__Activity list__
• A. Answer these about the health policy interview:
(i) What cost-sharing ratio between the Centre and states does the National Health Mission involve?
(ii) Which state was the first to take up the hub-and-spoke model?
(iii) What share of India's out-of-pocket expenditure goes to drugs and diagnostics?
• B. Reproduce the part of the health policy interview that opens with the words containing "When we are" and closes with "to reduce costs?".
• C. Carry on the health policy interview from where it stops.

__Supplied text__
It was encouraging, but the scale was not there. It is all about scale. We are doing it at a smaller level right now. Slowly the confidence will grow and the scale will also grow.
Is there a financial implication?
In most of the cases where finance is needed, it will be done through the National Health Mission, which involves 60:40 sharing (between the Centre and states). That is why we have kept the tertiary sector out as it is not part of the national mission.
Will it include preventive care?
We launched a pre-diagnostic programme last year, which is also a part of the policy. We were aware that within a state, there might not be enough capacity to provide the entire range of radiology or pathology services. So, we came up with a hub-and-spoke PPP model. Under this model, state governments bid to get the private provider and that provider chooses five or six regions within the state for its hub. Then, the spokes go to villages, collect samples and electronically transmit results. Andhra Pradesh was the first state to take it up; it has been proven that the cost can be very low. If you back it up with a good IT infrastructure and monitoring so that any wrongdoing can be flagged, it can be an excellent model. This is where the private sector and the public sector will converge.
The policy talks about increasing health care spending to 2.5 per cent of the GDP. Does it mean massive private linkages?
When we are talking about 1.3 per cent or 2.5 per cent of GDP, we are talking about budgetary support. Linkages with the private sector can be leveraged for other things that go beyond it. Let us take NCDs or cancer treatment. We have a huge load of diabetic patients who ultimately become cardiovascular or kidney patients. Good primary health care can screen and catch these cases early. There may be an initial investment, but down the road, in tertiary care, you are saving a lot of money on treatment. The concept I keep talking about and which is the basis for the entire policy is that we should invest in health care and not just in hospital care. If you invest more in health care, you will need less hospital care.
How do you plan to reduce costs?
India's out-of-pocket expenditure is very high at 58 per cent. Of this, 70 per cent is spent on drugs and diagnostics. That is why we started two schemes for free drugs and diagnostics last year. Free diagnostics and medicines are given to people who go to public health care facilities. But some people go to private facilities as well. If we can take away the cost of drugs and diagnostics, back it up with generic drugs and cheaper radiology and pathology available outside, the out-of-pocket expenditure will come down. But that could be a slow process.

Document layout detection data
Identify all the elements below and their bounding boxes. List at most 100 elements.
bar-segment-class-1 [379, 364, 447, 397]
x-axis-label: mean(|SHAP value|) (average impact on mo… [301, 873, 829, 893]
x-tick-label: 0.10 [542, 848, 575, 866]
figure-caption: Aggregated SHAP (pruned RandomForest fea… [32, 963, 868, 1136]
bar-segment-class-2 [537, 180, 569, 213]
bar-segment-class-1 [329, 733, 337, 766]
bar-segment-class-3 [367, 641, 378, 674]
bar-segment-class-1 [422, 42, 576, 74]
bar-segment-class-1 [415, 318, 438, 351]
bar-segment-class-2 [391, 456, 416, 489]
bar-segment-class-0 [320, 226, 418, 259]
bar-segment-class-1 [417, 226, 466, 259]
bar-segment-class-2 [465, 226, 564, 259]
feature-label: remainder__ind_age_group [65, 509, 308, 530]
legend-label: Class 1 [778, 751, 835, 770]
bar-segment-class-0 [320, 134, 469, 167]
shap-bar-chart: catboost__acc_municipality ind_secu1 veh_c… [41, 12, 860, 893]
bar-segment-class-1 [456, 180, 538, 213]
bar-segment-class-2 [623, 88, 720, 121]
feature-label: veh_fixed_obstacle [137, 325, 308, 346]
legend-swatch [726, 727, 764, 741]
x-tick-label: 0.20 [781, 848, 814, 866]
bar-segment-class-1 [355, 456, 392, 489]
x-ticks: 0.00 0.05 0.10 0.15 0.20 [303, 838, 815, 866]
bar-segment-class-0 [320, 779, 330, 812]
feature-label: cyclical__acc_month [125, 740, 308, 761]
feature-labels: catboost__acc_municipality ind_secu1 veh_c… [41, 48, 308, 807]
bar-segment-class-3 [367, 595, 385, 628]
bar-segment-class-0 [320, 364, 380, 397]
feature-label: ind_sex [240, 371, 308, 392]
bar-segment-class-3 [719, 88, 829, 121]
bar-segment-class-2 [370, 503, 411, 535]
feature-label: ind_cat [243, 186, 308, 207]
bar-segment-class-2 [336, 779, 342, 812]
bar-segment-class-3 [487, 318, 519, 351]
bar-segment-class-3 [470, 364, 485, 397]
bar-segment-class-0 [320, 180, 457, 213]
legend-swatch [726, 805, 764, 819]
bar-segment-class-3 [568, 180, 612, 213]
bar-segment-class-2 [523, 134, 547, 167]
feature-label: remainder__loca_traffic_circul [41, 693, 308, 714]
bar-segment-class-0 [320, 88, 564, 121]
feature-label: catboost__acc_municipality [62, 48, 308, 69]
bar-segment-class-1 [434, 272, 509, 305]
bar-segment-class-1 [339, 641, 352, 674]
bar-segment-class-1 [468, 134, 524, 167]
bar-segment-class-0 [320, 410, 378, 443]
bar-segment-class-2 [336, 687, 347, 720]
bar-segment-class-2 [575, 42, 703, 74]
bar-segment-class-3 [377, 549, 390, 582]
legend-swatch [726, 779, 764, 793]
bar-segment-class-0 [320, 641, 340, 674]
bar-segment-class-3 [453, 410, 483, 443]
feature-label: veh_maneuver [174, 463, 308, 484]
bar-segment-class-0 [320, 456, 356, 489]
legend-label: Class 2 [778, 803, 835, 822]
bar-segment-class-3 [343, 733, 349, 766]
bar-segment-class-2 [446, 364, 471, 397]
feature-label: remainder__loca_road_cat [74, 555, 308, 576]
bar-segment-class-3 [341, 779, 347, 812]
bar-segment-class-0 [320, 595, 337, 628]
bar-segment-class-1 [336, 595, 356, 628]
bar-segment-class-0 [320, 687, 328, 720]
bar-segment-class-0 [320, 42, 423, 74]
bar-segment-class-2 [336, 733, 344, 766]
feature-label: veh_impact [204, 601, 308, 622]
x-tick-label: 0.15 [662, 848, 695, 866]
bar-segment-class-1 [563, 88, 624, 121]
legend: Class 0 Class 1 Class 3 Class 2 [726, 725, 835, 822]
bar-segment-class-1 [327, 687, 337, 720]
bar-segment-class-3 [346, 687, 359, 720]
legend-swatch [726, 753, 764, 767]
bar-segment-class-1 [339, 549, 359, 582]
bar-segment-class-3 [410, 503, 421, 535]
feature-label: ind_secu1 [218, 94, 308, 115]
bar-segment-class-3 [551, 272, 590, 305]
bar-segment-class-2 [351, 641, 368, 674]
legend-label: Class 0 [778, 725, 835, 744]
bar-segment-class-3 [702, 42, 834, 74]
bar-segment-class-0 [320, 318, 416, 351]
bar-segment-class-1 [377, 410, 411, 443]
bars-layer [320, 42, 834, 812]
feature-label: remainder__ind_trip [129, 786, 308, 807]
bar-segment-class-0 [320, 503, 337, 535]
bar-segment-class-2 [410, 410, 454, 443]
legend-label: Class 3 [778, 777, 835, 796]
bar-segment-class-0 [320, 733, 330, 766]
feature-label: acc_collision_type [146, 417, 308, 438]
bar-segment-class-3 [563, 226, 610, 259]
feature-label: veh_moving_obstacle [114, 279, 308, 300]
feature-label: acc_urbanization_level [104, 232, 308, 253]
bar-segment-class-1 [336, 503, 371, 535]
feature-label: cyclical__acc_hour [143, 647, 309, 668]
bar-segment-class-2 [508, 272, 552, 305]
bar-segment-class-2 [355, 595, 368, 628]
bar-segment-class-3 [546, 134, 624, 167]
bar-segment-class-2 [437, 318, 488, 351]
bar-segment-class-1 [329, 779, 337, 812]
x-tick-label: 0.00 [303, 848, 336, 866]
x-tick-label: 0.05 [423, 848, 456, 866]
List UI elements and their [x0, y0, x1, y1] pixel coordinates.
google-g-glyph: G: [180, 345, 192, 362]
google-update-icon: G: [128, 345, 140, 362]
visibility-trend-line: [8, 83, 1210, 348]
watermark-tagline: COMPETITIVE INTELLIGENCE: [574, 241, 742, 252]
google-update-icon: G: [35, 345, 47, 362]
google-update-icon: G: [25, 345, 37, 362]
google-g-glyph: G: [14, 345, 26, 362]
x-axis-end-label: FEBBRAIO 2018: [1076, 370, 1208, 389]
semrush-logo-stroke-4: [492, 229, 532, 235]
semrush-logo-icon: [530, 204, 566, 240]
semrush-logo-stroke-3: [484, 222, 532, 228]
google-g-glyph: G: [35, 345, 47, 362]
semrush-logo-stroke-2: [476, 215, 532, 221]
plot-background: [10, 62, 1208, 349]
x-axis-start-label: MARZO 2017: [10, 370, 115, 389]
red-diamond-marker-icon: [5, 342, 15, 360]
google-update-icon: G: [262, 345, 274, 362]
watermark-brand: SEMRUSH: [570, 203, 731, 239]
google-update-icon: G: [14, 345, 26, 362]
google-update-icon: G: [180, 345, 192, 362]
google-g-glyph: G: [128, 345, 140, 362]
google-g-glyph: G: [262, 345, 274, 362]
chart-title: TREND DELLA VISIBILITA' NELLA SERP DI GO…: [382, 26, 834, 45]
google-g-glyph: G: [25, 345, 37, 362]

__Expected outputs__
• A.
(i) 60:40
(ii) Andhra Pradesh
(iii) 70 per cent

• B.
When we are talking about 1.3 per cent or 2.5 per cent of GDP, we are talking about budgetary support. Linkages with the private sector can be leveraged for other things that go beyond it. Let us take NCDs or cancer treatment. We have a huge load of diabetic patients who ultimately become cardiovascular or kidney patients. Good primary health care can screen and catch these cases early. There may be an initial investment, but down the road, in tertiary care, you are saving a lot of money on treatment. The concept I keep talking about and which is the basis for the entire policy is that we should invest in health care and not just in hospital care. If you invest more in health care, you will need less hospital care.
How do you plan to reduce costs?

• C.
The Prime Minister said there would be legal changes to ensure generic prescription. Is it being done?
We have already acted on that. The Medical Council of India (MCI) has told all doctors that generic medicines should be prescribed. We have also instructed all central government hospitals to start prescribing generic drugs. And we have requested state governments to instruct their facilities to do the same. The first thing is to introduce it in all government facilities. The MCI is for everyone. We have been talking to the Indian Medical Association and other medical associations to push it through the government. We are simultaneously working on the issue of availability, which is critical to the entire programme.
NITI Aayog is talking about a balance between affordability and availability. It proposes delinking the entire drug pricing from the National List of Essential Medicines.
That is NITI Aayog's suggestion.
Did the health ministry come up with it?
No, it did not. I would say price control is one of the tools. If we can work out a bigger mechanism through which we can make affordable drugs available, it is fine. Amrut stores, for example, are selling only high-end drugs. We are getting a concession of about 60 per cent of the maximum retail price, which we are passing on to buyers. So, there is a scope to make drugs available at affordable prices. It can have various dimensions, and price control is one. If you can work out some better mechanism, you should do so. There should be some mechanism where drugs can be sold at an appropriate price.